Collection entries:
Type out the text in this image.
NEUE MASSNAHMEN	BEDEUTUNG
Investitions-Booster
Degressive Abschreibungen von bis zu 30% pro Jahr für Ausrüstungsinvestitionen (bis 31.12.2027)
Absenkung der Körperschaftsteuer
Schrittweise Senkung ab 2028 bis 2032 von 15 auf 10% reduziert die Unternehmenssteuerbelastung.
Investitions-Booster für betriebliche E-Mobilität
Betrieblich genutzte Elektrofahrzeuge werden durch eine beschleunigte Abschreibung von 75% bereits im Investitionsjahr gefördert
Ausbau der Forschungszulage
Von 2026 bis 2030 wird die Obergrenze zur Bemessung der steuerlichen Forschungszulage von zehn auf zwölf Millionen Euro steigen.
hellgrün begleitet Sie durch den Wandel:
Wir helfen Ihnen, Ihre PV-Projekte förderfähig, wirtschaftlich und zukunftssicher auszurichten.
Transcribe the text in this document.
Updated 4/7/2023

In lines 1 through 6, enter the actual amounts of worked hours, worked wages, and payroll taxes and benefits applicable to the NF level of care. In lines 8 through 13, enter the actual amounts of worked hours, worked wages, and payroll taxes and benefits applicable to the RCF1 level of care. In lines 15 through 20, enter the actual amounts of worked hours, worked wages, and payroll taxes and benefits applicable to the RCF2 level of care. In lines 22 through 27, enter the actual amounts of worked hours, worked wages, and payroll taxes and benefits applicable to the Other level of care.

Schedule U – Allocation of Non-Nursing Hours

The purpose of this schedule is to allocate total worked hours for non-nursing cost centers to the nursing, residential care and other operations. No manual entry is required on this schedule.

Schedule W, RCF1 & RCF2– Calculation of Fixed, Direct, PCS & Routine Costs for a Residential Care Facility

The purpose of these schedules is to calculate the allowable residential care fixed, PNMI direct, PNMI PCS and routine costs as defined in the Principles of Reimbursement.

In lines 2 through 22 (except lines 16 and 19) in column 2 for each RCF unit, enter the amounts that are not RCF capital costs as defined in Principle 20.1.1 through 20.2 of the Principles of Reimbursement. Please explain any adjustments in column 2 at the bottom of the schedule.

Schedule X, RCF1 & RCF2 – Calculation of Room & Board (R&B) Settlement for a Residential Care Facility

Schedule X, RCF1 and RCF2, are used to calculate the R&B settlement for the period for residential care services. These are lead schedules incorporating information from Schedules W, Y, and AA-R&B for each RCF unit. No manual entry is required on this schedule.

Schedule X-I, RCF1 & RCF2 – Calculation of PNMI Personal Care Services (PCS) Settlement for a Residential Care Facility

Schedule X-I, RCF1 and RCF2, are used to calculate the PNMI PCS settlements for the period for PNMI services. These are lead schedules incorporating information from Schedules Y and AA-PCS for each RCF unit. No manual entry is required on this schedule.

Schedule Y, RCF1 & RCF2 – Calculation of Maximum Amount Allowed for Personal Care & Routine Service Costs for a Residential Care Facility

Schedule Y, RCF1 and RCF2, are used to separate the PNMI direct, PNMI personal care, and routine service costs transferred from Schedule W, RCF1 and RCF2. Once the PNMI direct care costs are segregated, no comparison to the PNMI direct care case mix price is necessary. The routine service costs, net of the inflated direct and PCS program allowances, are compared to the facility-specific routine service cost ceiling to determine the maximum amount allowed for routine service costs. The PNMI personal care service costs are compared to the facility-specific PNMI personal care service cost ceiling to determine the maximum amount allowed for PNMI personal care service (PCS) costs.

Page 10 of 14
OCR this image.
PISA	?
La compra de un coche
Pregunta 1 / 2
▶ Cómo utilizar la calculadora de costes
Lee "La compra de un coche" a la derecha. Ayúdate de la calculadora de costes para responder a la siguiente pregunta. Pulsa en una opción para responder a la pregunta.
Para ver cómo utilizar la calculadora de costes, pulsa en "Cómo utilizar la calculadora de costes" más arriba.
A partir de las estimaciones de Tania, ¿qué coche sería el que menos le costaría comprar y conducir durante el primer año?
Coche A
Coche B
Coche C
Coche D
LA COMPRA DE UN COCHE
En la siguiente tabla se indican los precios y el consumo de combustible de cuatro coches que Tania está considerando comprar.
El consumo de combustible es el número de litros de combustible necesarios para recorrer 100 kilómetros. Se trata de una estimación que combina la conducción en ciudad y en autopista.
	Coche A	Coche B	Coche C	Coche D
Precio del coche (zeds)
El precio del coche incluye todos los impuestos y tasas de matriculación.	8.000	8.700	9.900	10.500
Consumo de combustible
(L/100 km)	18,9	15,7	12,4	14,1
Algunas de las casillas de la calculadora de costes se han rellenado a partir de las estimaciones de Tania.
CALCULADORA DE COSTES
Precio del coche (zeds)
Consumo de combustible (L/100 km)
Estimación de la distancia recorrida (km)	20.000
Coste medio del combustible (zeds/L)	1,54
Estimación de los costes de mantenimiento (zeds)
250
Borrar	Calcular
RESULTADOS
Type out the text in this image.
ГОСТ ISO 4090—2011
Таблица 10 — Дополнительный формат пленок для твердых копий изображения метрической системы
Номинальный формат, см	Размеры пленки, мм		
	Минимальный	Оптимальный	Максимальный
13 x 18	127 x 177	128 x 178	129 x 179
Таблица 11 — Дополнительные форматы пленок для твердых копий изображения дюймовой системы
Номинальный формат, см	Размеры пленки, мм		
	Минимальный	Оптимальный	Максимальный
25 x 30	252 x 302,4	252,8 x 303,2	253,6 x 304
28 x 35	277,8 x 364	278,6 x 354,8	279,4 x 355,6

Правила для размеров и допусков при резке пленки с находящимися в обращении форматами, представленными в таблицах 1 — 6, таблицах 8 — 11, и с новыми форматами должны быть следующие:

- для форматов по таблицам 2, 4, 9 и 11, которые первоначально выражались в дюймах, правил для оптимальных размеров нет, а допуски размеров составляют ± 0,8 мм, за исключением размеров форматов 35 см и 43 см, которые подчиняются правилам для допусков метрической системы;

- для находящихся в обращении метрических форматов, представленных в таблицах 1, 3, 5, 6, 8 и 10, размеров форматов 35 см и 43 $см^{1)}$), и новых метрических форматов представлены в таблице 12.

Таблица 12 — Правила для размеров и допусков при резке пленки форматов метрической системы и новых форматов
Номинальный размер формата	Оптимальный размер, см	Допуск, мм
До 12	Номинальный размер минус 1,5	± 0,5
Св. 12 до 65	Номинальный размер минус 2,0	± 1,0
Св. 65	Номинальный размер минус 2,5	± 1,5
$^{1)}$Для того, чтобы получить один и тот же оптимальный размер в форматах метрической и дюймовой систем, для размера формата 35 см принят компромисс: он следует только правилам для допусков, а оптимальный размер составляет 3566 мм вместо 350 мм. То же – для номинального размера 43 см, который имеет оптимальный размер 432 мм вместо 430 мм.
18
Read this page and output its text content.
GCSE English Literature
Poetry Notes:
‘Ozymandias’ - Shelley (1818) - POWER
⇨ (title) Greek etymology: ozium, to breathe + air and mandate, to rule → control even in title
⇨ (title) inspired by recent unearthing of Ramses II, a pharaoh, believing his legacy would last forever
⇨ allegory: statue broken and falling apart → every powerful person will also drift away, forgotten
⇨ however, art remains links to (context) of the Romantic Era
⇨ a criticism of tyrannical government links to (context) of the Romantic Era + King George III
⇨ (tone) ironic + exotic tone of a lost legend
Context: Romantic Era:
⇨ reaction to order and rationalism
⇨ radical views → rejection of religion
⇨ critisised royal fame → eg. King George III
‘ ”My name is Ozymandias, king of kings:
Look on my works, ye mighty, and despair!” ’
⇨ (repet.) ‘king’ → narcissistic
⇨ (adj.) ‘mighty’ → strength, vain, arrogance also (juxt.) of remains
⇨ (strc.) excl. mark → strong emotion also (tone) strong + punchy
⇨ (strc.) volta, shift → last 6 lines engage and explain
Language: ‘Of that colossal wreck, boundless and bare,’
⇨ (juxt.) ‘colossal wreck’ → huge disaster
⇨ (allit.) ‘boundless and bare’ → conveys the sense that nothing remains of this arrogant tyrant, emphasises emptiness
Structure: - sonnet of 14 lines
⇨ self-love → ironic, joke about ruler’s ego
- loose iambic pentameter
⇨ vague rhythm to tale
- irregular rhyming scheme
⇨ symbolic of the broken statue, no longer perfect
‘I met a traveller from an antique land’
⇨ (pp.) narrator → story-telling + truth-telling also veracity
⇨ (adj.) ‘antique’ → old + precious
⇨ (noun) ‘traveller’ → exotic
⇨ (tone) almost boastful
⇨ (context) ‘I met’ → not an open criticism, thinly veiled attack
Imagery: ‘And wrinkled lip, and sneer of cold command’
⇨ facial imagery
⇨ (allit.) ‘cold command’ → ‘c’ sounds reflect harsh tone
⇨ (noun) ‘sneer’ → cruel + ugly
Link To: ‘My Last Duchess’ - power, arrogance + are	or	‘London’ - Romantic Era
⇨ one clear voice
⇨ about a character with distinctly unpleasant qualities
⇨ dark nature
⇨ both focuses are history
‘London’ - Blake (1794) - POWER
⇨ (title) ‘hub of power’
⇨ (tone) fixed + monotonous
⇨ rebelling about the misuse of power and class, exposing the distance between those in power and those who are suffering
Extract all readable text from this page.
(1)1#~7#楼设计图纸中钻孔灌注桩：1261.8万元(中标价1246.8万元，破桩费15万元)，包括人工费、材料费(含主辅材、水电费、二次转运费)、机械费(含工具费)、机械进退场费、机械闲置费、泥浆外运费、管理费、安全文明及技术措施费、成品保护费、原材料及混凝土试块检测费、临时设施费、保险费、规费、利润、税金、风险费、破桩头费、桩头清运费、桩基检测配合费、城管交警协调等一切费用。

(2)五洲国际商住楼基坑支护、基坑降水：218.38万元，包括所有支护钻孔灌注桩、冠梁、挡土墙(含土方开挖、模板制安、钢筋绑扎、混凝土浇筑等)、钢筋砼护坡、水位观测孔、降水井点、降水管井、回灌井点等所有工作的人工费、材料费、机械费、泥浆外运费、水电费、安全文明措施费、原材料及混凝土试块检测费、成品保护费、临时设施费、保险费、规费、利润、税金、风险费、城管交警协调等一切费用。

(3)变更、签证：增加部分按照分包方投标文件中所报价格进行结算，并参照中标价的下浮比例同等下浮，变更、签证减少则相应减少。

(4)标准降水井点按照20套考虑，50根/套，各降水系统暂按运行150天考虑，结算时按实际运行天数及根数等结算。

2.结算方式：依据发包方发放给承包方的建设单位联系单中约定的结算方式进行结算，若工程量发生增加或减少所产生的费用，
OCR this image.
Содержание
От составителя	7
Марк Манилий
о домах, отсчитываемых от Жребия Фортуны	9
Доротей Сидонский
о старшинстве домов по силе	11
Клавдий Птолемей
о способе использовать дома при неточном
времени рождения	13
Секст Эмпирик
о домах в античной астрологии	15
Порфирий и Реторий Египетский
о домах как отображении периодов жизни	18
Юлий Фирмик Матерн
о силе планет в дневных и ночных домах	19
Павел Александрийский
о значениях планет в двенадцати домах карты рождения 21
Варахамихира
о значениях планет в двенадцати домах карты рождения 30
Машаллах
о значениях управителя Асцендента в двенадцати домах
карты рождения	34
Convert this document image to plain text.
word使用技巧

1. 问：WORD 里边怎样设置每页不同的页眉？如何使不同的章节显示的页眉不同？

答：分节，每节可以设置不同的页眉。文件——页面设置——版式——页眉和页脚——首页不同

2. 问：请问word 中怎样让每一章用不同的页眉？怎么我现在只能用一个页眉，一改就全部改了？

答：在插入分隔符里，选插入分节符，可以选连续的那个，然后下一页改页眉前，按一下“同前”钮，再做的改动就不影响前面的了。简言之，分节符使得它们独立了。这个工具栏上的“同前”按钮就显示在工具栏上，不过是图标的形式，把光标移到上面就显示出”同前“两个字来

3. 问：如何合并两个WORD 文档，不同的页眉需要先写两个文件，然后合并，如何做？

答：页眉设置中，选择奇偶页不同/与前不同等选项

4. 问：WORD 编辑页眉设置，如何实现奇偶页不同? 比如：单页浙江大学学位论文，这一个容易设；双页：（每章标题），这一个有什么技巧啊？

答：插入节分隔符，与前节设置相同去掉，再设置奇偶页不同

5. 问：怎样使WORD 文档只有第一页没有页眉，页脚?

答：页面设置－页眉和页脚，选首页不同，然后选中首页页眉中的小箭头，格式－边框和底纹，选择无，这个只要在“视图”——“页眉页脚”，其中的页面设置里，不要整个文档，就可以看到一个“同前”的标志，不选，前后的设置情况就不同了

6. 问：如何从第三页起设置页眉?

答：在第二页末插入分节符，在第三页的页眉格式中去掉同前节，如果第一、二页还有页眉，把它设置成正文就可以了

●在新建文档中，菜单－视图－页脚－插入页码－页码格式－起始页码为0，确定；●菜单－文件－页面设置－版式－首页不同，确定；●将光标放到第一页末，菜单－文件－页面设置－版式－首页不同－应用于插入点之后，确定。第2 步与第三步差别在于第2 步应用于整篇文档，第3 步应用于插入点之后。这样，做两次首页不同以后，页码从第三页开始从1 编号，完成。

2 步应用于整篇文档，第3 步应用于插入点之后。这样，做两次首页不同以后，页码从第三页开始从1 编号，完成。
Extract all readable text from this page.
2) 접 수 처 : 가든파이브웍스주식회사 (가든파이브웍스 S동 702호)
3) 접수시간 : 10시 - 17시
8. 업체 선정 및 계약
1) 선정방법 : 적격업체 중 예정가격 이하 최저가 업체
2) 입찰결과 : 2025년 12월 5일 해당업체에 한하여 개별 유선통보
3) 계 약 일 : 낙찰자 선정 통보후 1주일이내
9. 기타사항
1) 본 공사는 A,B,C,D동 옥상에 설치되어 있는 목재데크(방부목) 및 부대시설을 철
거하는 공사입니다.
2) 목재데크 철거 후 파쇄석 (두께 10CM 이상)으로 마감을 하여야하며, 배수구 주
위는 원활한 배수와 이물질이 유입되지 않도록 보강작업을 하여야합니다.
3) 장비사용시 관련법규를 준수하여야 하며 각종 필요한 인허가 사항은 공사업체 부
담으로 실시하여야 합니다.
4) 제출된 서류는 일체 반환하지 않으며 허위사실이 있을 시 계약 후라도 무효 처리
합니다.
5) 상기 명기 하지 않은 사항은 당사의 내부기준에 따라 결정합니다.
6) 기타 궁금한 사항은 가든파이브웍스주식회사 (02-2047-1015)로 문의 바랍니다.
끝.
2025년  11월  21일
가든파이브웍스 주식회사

▸ To do
Find the string "планет" in the records, then copy each line where it occurs.

▸ Correct result
о силе планет в дневных и ночных домах	19
о значениях планет в двенадцати домах карты рождения 21
о значениях планет в двенадцати домах карты рождения 30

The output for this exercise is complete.